▶ _Work required_: Copy all lines below containing "ROUGHTON".

====== Data section

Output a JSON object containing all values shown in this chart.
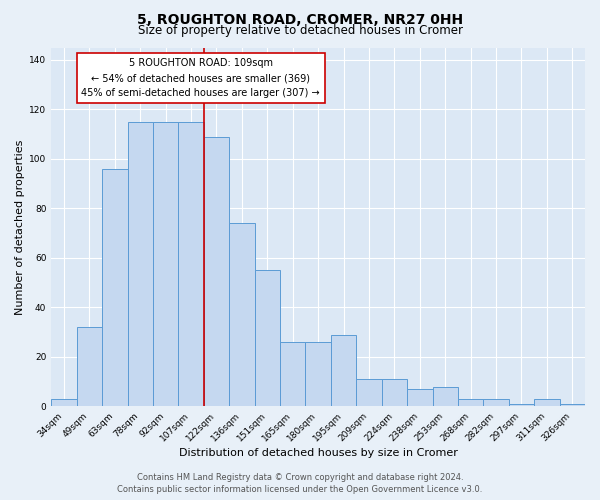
{
  "title": "5, ROUGHTON ROAD, CROMER, NR27 0HH",
  "subtitle": "Size of property relative to detached houses in Cromer",
  "xlabel": "Distribution of detached houses by size in Cromer",
  "ylabel": "Number of detached properties",
  "footer_line1": "Contains HM Land Registry data © Crown copyright and database right 2024.",
  "footer_line2": "Contains public sector information licensed under the Open Government Licence v3.0.",
  "bar_labels": [
    "34sqm",
    "49sqm",
    "63sqm",
    "78sqm",
    "92sqm",
    "107sqm",
    "122sqm",
    "136sqm",
    "151sqm",
    "165sqm",
    "180sqm",
    "195sqm",
    "209sqm",
    "224sqm",
    "238sqm",
    "253sqm",
    "268sqm",
    "282sqm",
    "297sqm",
    "311sqm",
    "326sqm"
  ],
  "bar_values": [
    3,
    32,
    96,
    115,
    115,
    115,
    109,
    74,
    55,
    26,
    26,
    29,
    11,
    11,
    7,
    8,
    3,
    3,
    1,
    3,
    1
  ],
  "bar_color": "#c5d8f0",
  "bar_edge_color": "#5b9bd5",
  "bar_width": 1.0,
  "property_label": "5 ROUGHTON ROAD: 109sqm",
  "annotation_line1": "← 54% of detached houses are smaller (369)",
  "annotation_line2": "45% of semi-detached houses are larger (307) →",
  "vline_color": "#cc0000",
  "vline_x_index": 5.5,
  "ylim": [
    0,
    145
  ],
  "yticks": [
    0,
    20,
    40,
    60,
    80,
    100,
    120,
    140
  ],
  "bg_color": "#e8f0f8",
  "plot_bg_color": "#dce8f5",
  "grid_color": "#ffffff",
  "title_fontsize": 10,
  "subtitle_fontsize": 8.5,
  "xlabel_fontsize": 8,
  "ylabel_fontsize": 8,
  "tick_fontsize": 6.5,
  "footer_fontsize": 6,
  "annotation_fontsize": 7
}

============

▶ _Worked solution_:
  "title": "5, ROUGHTON ROAD, CROMER, NR27 0HH",
  "property_label": "5 ROUGHTON ROAD: 109sqm",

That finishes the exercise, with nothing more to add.